The request: Each entry below should be written out exactly as it is, with no pictures.
** begin **
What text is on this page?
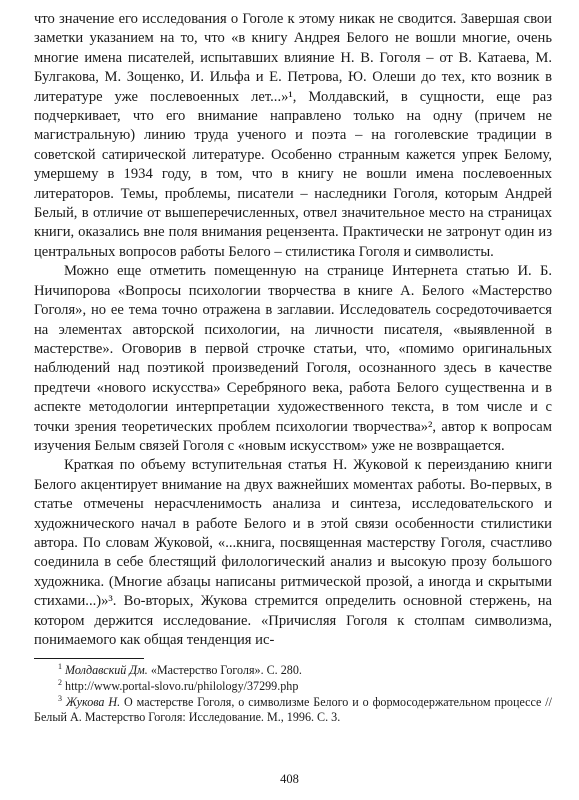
что значение его исследования о Гоголе к этому никак не сводится. Завершая свои заметки указанием на то, что «в книгу Андрея Белого не вошли многие, очень многие имена писателей, испытавших влияние Н. В. Гоголя – от В. Катаева, М. Булгакова, М. Зощенко, И. Ильфа и Е. Петрова, Ю. Олеши до тех, кто возник в литературе уже послевоенных лет...»¹, Молдавский, в сущности, еще раз подчеркивает, что его внимание направлено только на одну (причем не магистральную) линию труда ученого и поэта – на гоголевские традиции в советской сатирической литературе. Особенно странным кажется упрек Белому, умершему в 1934 году, в том, что в книгу не вошли имена послевоенных литераторов. Темы, проблемы, писатели – наследники Гоголя, которым Андрей Белый, в отличие от вышеперечисленных, отвел значительное место на страницах книги, оказались вне поля внимания рецензента. Практически не затронут один из центральных вопросов работы Белого – стилистика Гоголя и символисты.

Можно еще отметить помещенную на странице Интернета статью И. Б. Ничипорова «Вопросы психологии творчества в книге А. Белого «Мастерство Гоголя», но ее тема точно отражена в заглавии. Исследователь сосредоточивается на элементах авторской психологии, на личности писателя, «выявленной в мастерстве». Оговорив в первой строчке статьи, что, «помимо оригинальных наблюдений над поэтикой произведений Гоголя, осознанного здесь в качестве предтечи «нового искусства» Серебряного века, работа Белого существенна и в аспекте методологии интерпретации художественного текста, в том числе и с точки зрения теоретических проблем психологии творчества»², автор к вопросам изучения Белым связей Гоголя с «новым искусством» уже не возвращается.

Краткая по объему вступительная статья Н. Жуковой к переизданию книги Белого акцентирует внимание на двух важнейших моментах работы. Во-первых, в статье отмечены нерасчленимость анализа и синтеза, исследовательского и художнического начал в работе Белого и в этой связи особенности стилистики автора. По словам Жуковой, «...книга, посвященная мастерству Гоголя, счастливо соединила в себе блестящий филологический анализ и высокую прозу большого художника. (Многие абзацы написаны ритмической прозой, а иногда и скрытыми стихами...)»³. Во-вторых, Жукова стремится определить основной стержень, на котором держится исследование. «Причисляя Гоголя к столпам символизма, понимаемого как общая тенденция ис-

$^1$ Молдавский Дм. «Мастерство Гоголя». С. 280.

$^2$ http://www.portal-slovo.ru/philology/37299.php

$^3$ Жукова Н. О мастерстве Гоголя, о символизме Белого и о формосодержательном процессе // Белый А. Мастерство Гоголя: Исследование. М., 1996. С. 3.

408
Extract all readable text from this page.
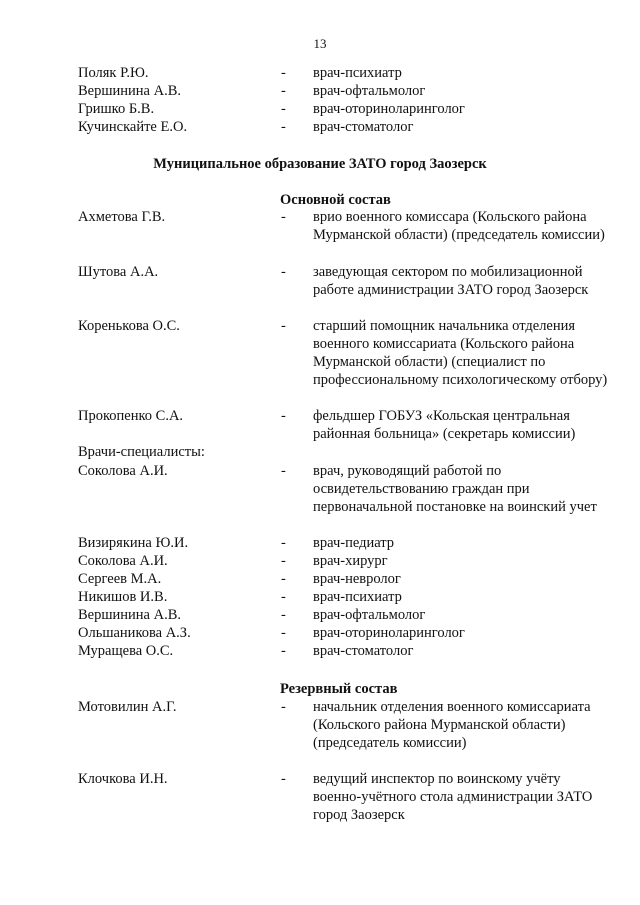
13
Поляк Р.Ю.	- врач-психиатр
Вершинина А.В.	- врач-офтальмолог
Гришко Б.В.	- врач-оториноларинголог
Кучинскайте Е.О.	- врач-стоматолог
Муниципальное образование ЗАТО город Заозерск
Основной состав
Ахметова Г.В.	- врио военного комиссара (Кольского района Мурманской области) (председатель комиссии)
Шутова А.А.	- заведующая сектором по мобилизационной работе администрации ЗАТО город Заозерск
Коренькова О.С.	- старший помощник начальника отделения военного комиссариата (Кольского района Мурманской области) (специалист по профессиональному психологическому отбору)
Прокопенко С.А.	- фельдшер ГОБУЗ «Кольская центральная районная больница» (секретарь комиссии)
Врачи-специалисты:
Соколова А.И.	- врач, руководящий работой по освидетельствованию граждан при первоначальной постановке на воинский учет
Визирякина Ю.И.	- врач-педиатр
Соколова А.И.	- врач-хирург
Сергеев М.А.	- врач-невролог
Никишов И.В.	- врач-психиатр
Вершинина А.В.	- врач-офтальмолог
Ольшаникова А.З.	- врач-оториноларинголог
Муращева О.С.	- врач-стоматолог
Резервный состав
Мотовилин А.Г.	- начальник отделения военного комиссариата (Кольского района Мурманской области) (председатель комиссии)
Клочкова И.Н.	- ведущий инспектор по воинскому учёту военно-учётного стола администрации ЗАТО город Заозерск
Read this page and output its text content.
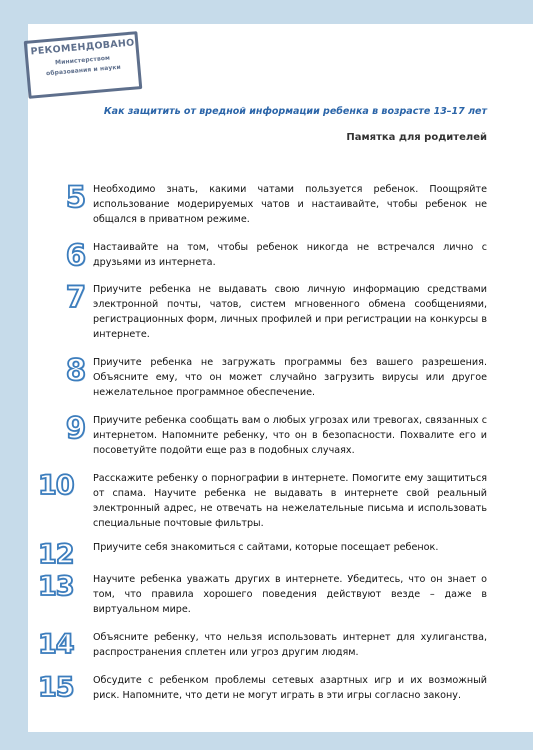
РЕКОМЕНДОВАНО
Министерством
образования и науки
Как защитить от вредной информации ребенка в возрасте 13–17 лет
Памятка для родителей
5 Необходимо знать, какими чатами пользуется ребенок. Поощряйте использование модерируемых чатов и настаивайте, чтобы ребенок не общался в приватном режиме.
6 Настаивайте на том, чтобы ребенок никогда не встречался лично с друзьями из интернета.
7 Приучите ребенка не выдавать свою личную информацию средствами электронной почты, чатов, систем мгновенного обмена сообщениями, регистрационных форм, личных профилей и при регистрации на конкурсы в интернете.
8 Приучите ребенка не загружать программы без вашего разрешения. Объясните ему, что он может случайно загрузить вирусы или другое нежелательное программное обеспечение.
9 Приучите ребенка сообщать вам о любых угрозах или тревогах, связанных с интернетом. Напомните ребенку, что он в безопасности. Похвалите его и посоветуйте подойти еще раз в подобных случаях.
10	Расскажите ребенку о порнографии в интернете. Помогите ему защититься от спама. Научите ребенка не выдавать в интернете свой реальный электронный адрес, не отвечать на нежелательные письма и использовать специальные почтовые фильтры.
12	Приучите себя знакомиться с сайтами, которые посещает ребенок.
13	Научите ребенка уважать других в интернете. Убедитесь, что он знает о том, что правила хорошего поведения действуют везде – даже в виртуальном мире.
14	Объясните ребенку, что нельзя использовать интернет для хулиганства, распространения сплетен или угроз другим людям.
15	Обсудите с ребенком проблемы сетевых азартных игр и их возможный риск. Напомните, что дети не могут играть в эти игры согласно закону.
** end **
Exercise response:
What text is on this page?
что значение его исследования о Гоголе к этому никак не сводится. Завершая свои заметки указанием на то, что «в книгу Андрея Белого не вошли многие, очень многие имена писателей, испытавших влияние Н. В. Гоголя – от В. Катаева, М. Булгакова, М. Зощенко, И. Ильфа и Е. Петрова, Ю. Олеши до тех, кто возник в литературе уже послевоенных лет...»¹, Молдавский, в сущности, еще раз подчеркивает, что его внимание направлено только на одну (причем не магистральную) линию труда ученого и поэта – на гоголевские традиции в советской сатирической литературе. Особенно странным кажется упрек Белому, умершему в 1934 году, в том, что в книгу не вошли имена послевоенных литераторов. Темы, проблемы, писатели – наследники Гоголя, которым Андрей Белый, в отличие от вышеперечисленных, отвел значительное место на страницах книги, оказались вне поля внимания рецензента. Практически не затронут один из центральных вопросов работы Белого – стилистика Гоголя и символисты.

Можно еще отметить помещенную на странице Интернета статью И. Б. Ничипорова «Вопросы психологии творчества в книге А. Белого «Мастерство Гоголя», но ее тема точно отражена в заглавии. Исследователь сосредоточивается на элементах авторской психологии, на личности писателя, «выявленной в мастерстве». Оговорив в первой строчке статьи, что, «помимо оригинальных наблюдений над поэтикой произведений Гоголя, осознанного здесь в качестве предтечи «нового искусства» Серебряного века, работа Белого существенна и в аспекте методологии интерпретации художественного текста, в том числе и с точки зрения теоретических проблем психологии творчества»², автор к вопросам изучения Белым связей Гоголя с «новым искусством» уже не возвращается.

Краткая по объему вступительная статья Н. Жуковой к переизданию книги Белого акцентирует внимание на двух важнейших моментах работы. Во-первых, в статье отмечены нерасчленимость анализа и синтеза, исследовательского и художнического начал в работе Белого и в этой связи особенности стилистики автора. По словам Жуковой, «...книга, посвященная мастерству Гоголя, счастливо соединила в себе блестящий филологический анализ и высокую прозу большого художника. (Многие абзацы написаны ритмической прозой, а иногда и скрытыми стихами...)»³. Во-вторых, Жукова стремится определить основной стержень, на котором держится исследование. «Причисляя Гоголя к столпам символизма, понимаемого как общая тенденция ис-

$^1$ Молдавский Дм. «Мастерство Гоголя». С. 280.

$^2$ http://www.portal-slovo.ru/philology/37299.php

$^3$ Жукова Н. О мастерстве Гоголя, о символизме Белого и о формосодержательном процессе // Белый А. Мастерство Гоголя: Исследование. М., 1996. С. 3.

408
Extract all readable text from this page.
13
Поляк Р.Ю.	- врач-психиатр
Вершинина А.В.	- врач-офтальмолог
Гришко Б.В.	- врач-оториноларинголог
Кучинскайте Е.О.	- врач-стоматолог
Муниципальное образование ЗАТО город Заозерск
Основной состав
Ахметова Г.В.	- врио военного комиссара (Кольского района Мурманской области) (председатель комиссии)
Шутова А.А.	- заведующая сектором по мобилизационной работе администрации ЗАТО город Заозерск
Коренькова О.С.	- старший помощник начальника отделения военного комиссариата (Кольского района Мурманской области) (специалист по профессиональному психологическому отбору)
Прокопенко С.А.	- фельдшер ГОБУЗ «Кольская центральная районная больница» (секретарь комиссии)
Врачи-специалисты:
Соколова А.И.	- врач, руководящий работой по освидетельствованию граждан при первоначальной постановке на воинский учет
Визирякина Ю.И.	- врач-педиатр
Соколова А.И.	- врач-хирург
Сергеев М.А.	- врач-невролог
Никишов И.В.	- врач-психиатр
Вершинина А.В.	- врач-офтальмолог
Ольшаникова А.З.	- врач-оториноларинголог
Муращева О.С.	- врач-стоматолог
Резервный состав
Мотовилин А.Г.	- начальник отделения военного комиссариата (Кольского района Мурманской области) (председатель комиссии)
Клочкова И.Н.	- ведущий инспектор по воинскому учёту военно-учётного стола администрации ЗАТО город Заозерск
Read this page and output its text content.
РЕКОМЕНДОВАНО
Министерством
образования и науки
Как защитить от вредной информации ребенка в возрасте 13–17 лет
Памятка для родителей
5 Необходимо знать, какими чатами пользуется ребенок. Поощряйте использование модерируемых чатов и настаивайте, чтобы ребенок не общался в приватном режиме.
6 Настаивайте на том, чтобы ребенок никогда не встречался лично с друзьями из интернета.
7 Приучите ребенка не выдавать свою личную информацию средствами электронной почты, чатов, систем мгновенного обмена сообщениями, регистрационных форм, личных профилей и при регистрации на конкурсы в интернете.
8 Приучите ребенка не загружать программы без вашего разрешения. Объясните ему, что он может случайно загрузить вирусы или другое нежелательное программное обеспечение.
9 Приучите ребенка сообщать вам о любых угрозах или тревогах, связанных с интернетом. Напомните ребенку, что он в безопасности. Похвалите его и посоветуйте подойти еще раз в подобных случаях.
10	Расскажите ребенку о порнографии в интернете. Помогите ему защититься от спама. Научите ребенка не выдавать в интернете свой реальный электронный адрес, не отвечать на нежелательные письма и использовать специальные почтовые фильтры.
12	Приучите себя знакомиться с сайтами, которые посещает ребенок.
13	Научите ребенка уважать других в интернете. Убедитесь, что он знает о том, что правила хорошего поведения действуют везде – даже в виртуальном мире.
14	Объясните ребенку, что нельзя использовать интернет для хулиганства, распространения сплетен или угроз другим людям.
15	Обсудите с ребенком проблемы сетевых азартных игр и их возможный риск. Напомните, что дети не могут играть в эти игры согласно закону.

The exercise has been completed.